▶ [Source material]
○ ○ ○ ○ ○

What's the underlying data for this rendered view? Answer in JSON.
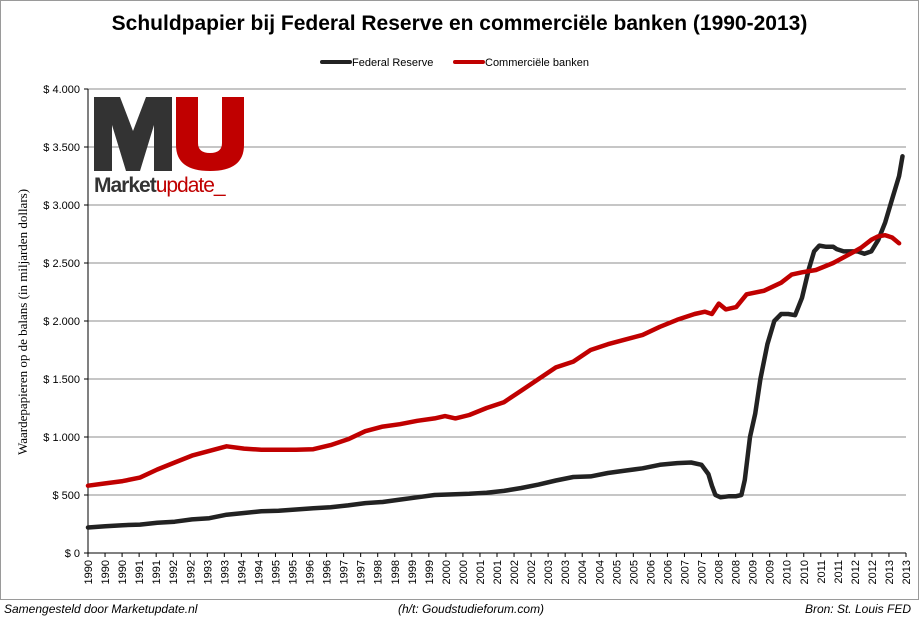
{
  "chart_data": {
    "type": "line",
    "title": "Schuldpapier bij Federal Reserve en commerciële banken (1990-2013)",
    "ylabel": "Waardepapieren op de balans (in miljarden dollars)",
    "xlabel": "",
    "ylim": [
      0,
      4000
    ],
    "yticks": [
      0,
      500,
      1000,
      1500,
      2000,
      2500,
      3000,
      3500,
      4000
    ],
    "ytick_labels": [
      "$ 0",
      "$ 500",
      "$ 1.000",
      "$ 1.500",
      "$ 2.000",
      "$ 2.500",
      "$ 3.000",
      "$ 3.500",
      "$ 4.000"
    ],
    "xlim": [
      1990.0,
      2013.6
    ],
    "xtick_labels": [
      "1990",
      "1990",
      "1990",
      "1991",
      "1991",
      "1992",
      "1992",
      "1993",
      "1993",
      "1994",
      "1994",
      "1995",
      "1995",
      "1996",
      "1996",
      "1997",
      "1997",
      "1998",
      "1998",
      "1999",
      "1999",
      "2000",
      "2000",
      "2001",
      "2001",
      "2002",
      "2002",
      "2003",
      "2003",
      "2004",
      "2004",
      "2005",
      "2005",
      "2006",
      "2006",
      "2007",
      "2007",
      "2008",
      "2008",
      "2009",
      "2009",
      "2010",
      "2010",
      "2011",
      "2011",
      "2012",
      "2012",
      "2013",
      "2013"
    ],
    "grid": true,
    "legend_position": "top",
    "series": [
      {
        "name": "Federal Reserve",
        "color": "#222222",
        "x": [
          1990.0,
          1990.5,
          1991.0,
          1991.5,
          1992.0,
          1992.5,
          1993.0,
          1993.5,
          1994.0,
          1994.5,
          1995.0,
          1995.5,
          1996.0,
          1996.5,
          1997.0,
          1997.5,
          1998.0,
          1998.5,
          1999.0,
          1999.5,
          2000.0,
          2000.5,
          2001.0,
          2001.5,
          2002.0,
          2002.5,
          2003.0,
          2003.5,
          2004.0,
          2004.5,
          2005.0,
          2005.5,
          2006.0,
          2006.5,
          2007.0,
          2007.4,
          2007.7,
          2007.9,
          2008.0,
          2008.1,
          2008.25,
          2008.5,
          2008.7,
          2008.85,
          2008.95,
          2009.1,
          2009.25,
          2009.4,
          2009.6,
          2009.8,
          2010.0,
          2010.2,
          2010.4,
          2010.6,
          2010.8,
          2010.95,
          2011.1,
          2011.3,
          2011.5,
          2011.6,
          2011.8,
          2012.0,
          2012.2,
          2012.4,
          2012.6,
          2012.8,
          2013.0,
          2013.2,
          2013.4,
          2013.5
        ],
        "y": [
          220,
          230,
          240,
          245,
          260,
          270,
          290,
          300,
          330,
          345,
          360,
          365,
          375,
          385,
          395,
          410,
          430,
          440,
          460,
          480,
          500,
          505,
          510,
          520,
          535,
          560,
          590,
          625,
          655,
          660,
          690,
          710,
          730,
          760,
          775,
          780,
          760,
          680,
          580,
          500,
          480,
          490,
          490,
          500,
          630,
          1000,
          1200,
          1500,
          1800,
          2000,
          2060,
          2060,
          2050,
          2200,
          2450,
          2600,
          2650,
          2640,
          2640,
          2620,
          2600,
          2600,
          2600,
          2580,
          2600,
          2700,
          2850,
          3050,
          3250,
          3420
        ]
      },
      {
        "name": "Commerciële banken",
        "color": "#c00000",
        "x": [
          1990.0,
          1990.5,
          1991.0,
          1991.5,
          1992.0,
          1992.5,
          1993.0,
          1993.5,
          1994.0,
          1994.5,
          1995.0,
          1995.5,
          1996.0,
          1996.5,
          1997.0,
          1997.5,
          1998.0,
          1998.5,
          1999.0,
          1999.5,
          2000.0,
          2000.3,
          2000.6,
          2001.0,
          2001.5,
          2002.0,
          2002.5,
          2003.0,
          2003.5,
          2004.0,
          2004.5,
          2005.0,
          2005.5,
          2006.0,
          2006.5,
          2007.0,
          2007.5,
          2007.8,
          2008.0,
          2008.2,
          2008.4,
          2008.7,
          2009.0,
          2009.5,
          2010.0,
          2010.3,
          2010.6,
          2011.0,
          2011.5,
          2012.0,
          2012.3,
          2012.6,
          2012.8,
          2013.0,
          2013.2,
          2013.4
        ],
        "y": [
          580,
          600,
          620,
          650,
          720,
          780,
          840,
          880,
          920,
          900,
          890,
          890,
          890,
          895,
          930,
          980,
          1050,
          1090,
          1110,
          1140,
          1160,
          1180,
          1160,
          1190,
          1250,
          1300,
          1400,
          1500,
          1600,
          1650,
          1750,
          1800,
          1840,
          1880,
          1950,
          2010,
          2060,
          2080,
          2060,
          2150,
          2100,
          2120,
          2230,
          2260,
          2330,
          2400,
          2420,
          2440,
          2500,
          2580,
          2630,
          2700,
          2730,
          2740,
          2720,
          2670
        ]
      }
    ]
  },
  "logo": {
    "letters": "MU",
    "word_main": "Market",
    "word_accent": "update_"
  },
  "footer": {
    "left": "Samengesteld door Marketupdate.nl",
    "center": "(h/t: Goudstudieforum.com)",
    "right": "Bron: St. Louis FED"
  }
}
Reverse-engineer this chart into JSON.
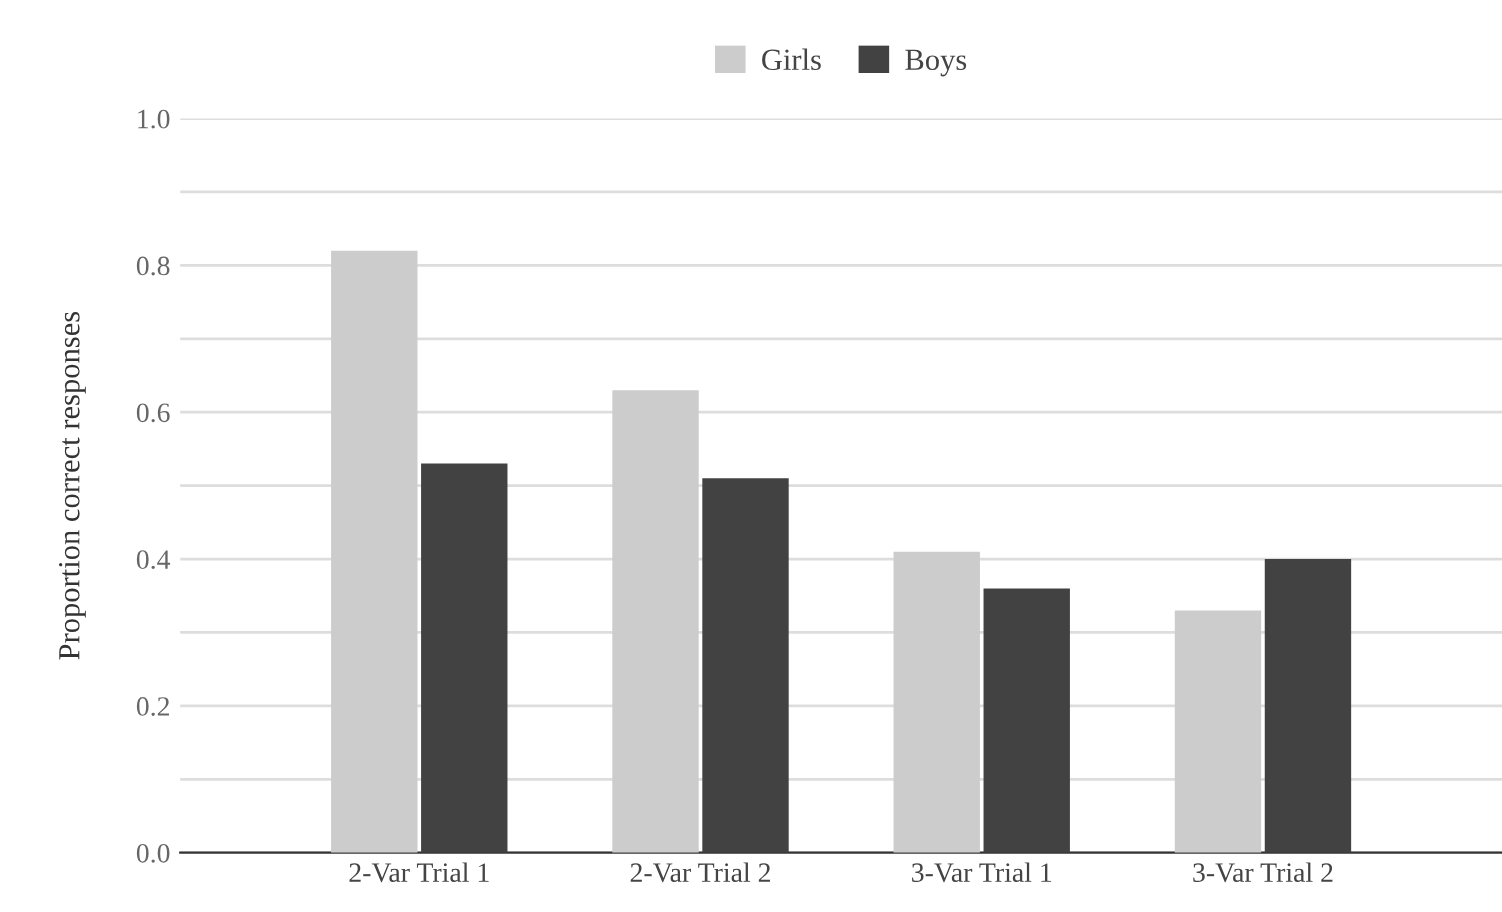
{
  "chart_data": {
    "type": "bar",
    "ylabel": "Proportion correct responses",
    "categories": [
      "2-Var Trial 1",
      "2-Var Trial 2",
      "3-Var Trial 1",
      "3-Var Trial 2"
    ],
    "series": [
      {
        "name": "Girls",
        "color": "#cccccc",
        "values": [
          0.82,
          0.63,
          0.41,
          0.33
        ]
      },
      {
        "name": "Boys",
        "color": "#424242",
        "values": [
          0.53,
          0.51,
          0.36,
          0.4
        ]
      }
    ],
    "ylim": [
      0,
      1.0
    ],
    "yticks": [
      {
        "value": 0,
        "label": "0.0"
      },
      {
        "value": 0.1,
        "label": null
      },
      0.2,
      {
        "value": 0.3,
        "label": null
      },
      0.4,
      {
        "value": 0.5,
        "label": null
      },
      0.6,
      {
        "value": 0.7,
        "label": null
      },
      0.8,
      {
        "value": 0.9,
        "label": null
      },
      {
        "value": 1,
        "label": "1.0"
      }
    ],
    "grid": "y",
    "legend": "top"
  }
}
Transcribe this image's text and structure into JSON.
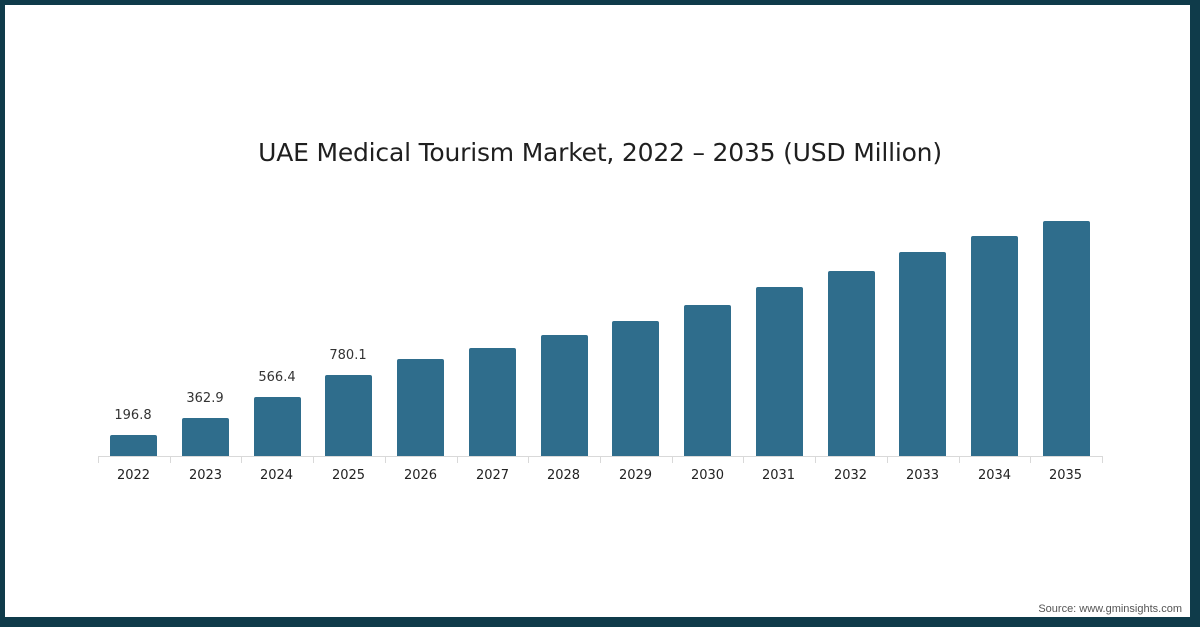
{
  "title": "UAE Medical Tourism Market, 2022 – 2035 (USD Million)",
  "source": "Source: www.gminsights.com",
  "colors": {
    "bar": "#2f6d8c",
    "border": "#0f3b4a",
    "background": "#ffffff"
  },
  "chart_data": {
    "type": "bar",
    "title": "UAE Medical Tourism Market, 2022 – 2035 (USD Million)",
    "xlabel": "",
    "ylabel": "USD Million",
    "categories": [
      "2022",
      "2023",
      "2024",
      "2025",
      "2026",
      "2027",
      "2028",
      "2029",
      "2030",
      "2031",
      "2032",
      "2033",
      "2034",
      "2035"
    ],
    "values": [
      196.8,
      362.9,
      566.4,
      780.1,
      930,
      1040,
      1160,
      1300,
      1450,
      1620,
      1780,
      1960,
      2110,
      2260
    ],
    "data_labels": [
      "196.8",
      "362.9",
      "566.4",
      "780.1",
      "",
      "",
      "",
      "",
      "",
      "",
      "",
      "",
      "",
      ""
    ],
    "ylim": [
      0,
      2400
    ],
    "grid": false,
    "legend": null,
    "y_axis_visible": false,
    "source": "Source: www.gminsights.com"
  }
}
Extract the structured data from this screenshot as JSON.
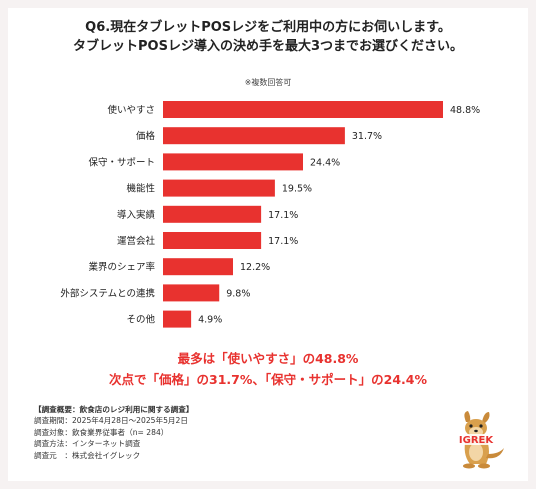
{
  "title_lines": [
    "Q6.現在タブレットPOSレジをご利用中の方にお伺いします。",
    "タブレットPOSレジ導入の決め手を最大3つまでお選びください。"
  ],
  "note": "※複数回答可",
  "chart_data": {
    "type": "bar",
    "orientation": "horizontal",
    "categories": [
      "使いやすさ",
      "価格",
      "保守・サポート",
      "機能性",
      "導入実績",
      "運営会社",
      "業界のシェア率",
      "外部システムとの連携",
      "その他"
    ],
    "values": [
      48.8,
      31.7,
      24.4,
      19.5,
      17.1,
      17.1,
      12.2,
      9.8,
      4.9
    ],
    "value_labels": [
      "48.8%",
      "31.7%",
      "24.4%",
      "19.5%",
      "17.1%",
      "17.1%",
      "12.2%",
      "9.8%",
      "4.9%"
    ],
    "bar_color": "#e8322f",
    "xlim": [
      0,
      48.8
    ]
  },
  "summary_lines": [
    "最多は「使いやすさ」の48.8%",
    "次点で「価格」の31.7%、「保守・サポート」の24.4%"
  ],
  "survey": {
    "heading": "【調査概要：飲食店のレジ利用に関する調査】",
    "lines": [
      "調査期間：2025年4月28日〜2025年5月2日",
      "調査対象：飲食業界従事者（n= 284）",
      "調査方法：インターネット調査",
      "調査元　：株式会社イグレック"
    ]
  },
  "logo_text": "IGREK"
}
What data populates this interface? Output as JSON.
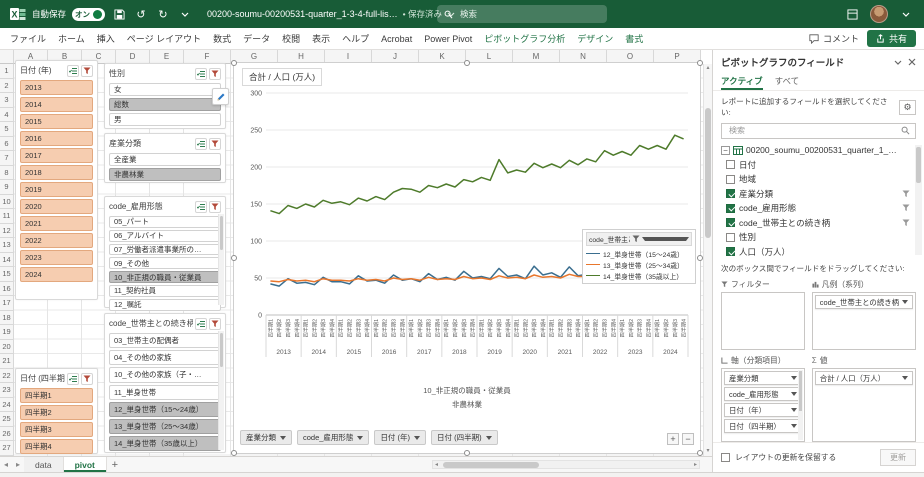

○ ○ ○ ○ ○

▶ [What you should do] From the entries above, pull out each line that includes "Federal".

▶ [Answer to the task]
    "title": "Schuldpapier bij Federal Reserve en commerciële banken (1990-2013)",
        "name": "Federal Reserve",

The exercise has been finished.